What you have to do
Transcribe the records verbatim, beginning at the start and ending with the line containing "- y-tick-label: 300: [28, 74, 50, 90]", including both ends.

Task inputs
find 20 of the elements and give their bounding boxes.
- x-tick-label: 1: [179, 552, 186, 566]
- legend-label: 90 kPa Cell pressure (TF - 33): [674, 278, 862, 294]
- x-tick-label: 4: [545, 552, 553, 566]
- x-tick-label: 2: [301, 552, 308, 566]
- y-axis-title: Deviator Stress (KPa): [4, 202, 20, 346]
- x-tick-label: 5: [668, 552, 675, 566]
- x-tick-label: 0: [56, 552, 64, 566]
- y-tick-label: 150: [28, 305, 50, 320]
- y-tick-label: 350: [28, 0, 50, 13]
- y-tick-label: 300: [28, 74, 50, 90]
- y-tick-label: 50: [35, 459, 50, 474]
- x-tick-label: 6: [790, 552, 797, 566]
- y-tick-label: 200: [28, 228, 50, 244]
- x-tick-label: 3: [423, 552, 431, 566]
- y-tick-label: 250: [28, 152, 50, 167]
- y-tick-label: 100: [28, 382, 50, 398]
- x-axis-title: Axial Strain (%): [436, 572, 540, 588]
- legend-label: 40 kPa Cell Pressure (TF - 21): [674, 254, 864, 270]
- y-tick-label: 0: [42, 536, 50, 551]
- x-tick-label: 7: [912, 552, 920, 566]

Full solution
find 20 of the elements and give their bounding boxes.
- x-tick-label: 1: [179, 552, 186, 566]
- legend-label: 90 kPa Cell pressure (TF - 33): [674, 278, 862, 294]
- x-tick-label: 4: [545, 552, 553, 566]
- x-tick-label: 2: [301, 552, 308, 566]
- y-axis-title: Deviator Stress (KPa): [4, 202, 20, 346]
- x-tick-label: 5: [668, 552, 675, 566]
- x-tick-label: 0: [56, 552, 64, 566]
- y-tick-label: 150: [28, 305, 50, 320]
- y-tick-label: 350: [28, 0, 50, 13]
- y-tick-label: 300: [28, 74, 50, 90]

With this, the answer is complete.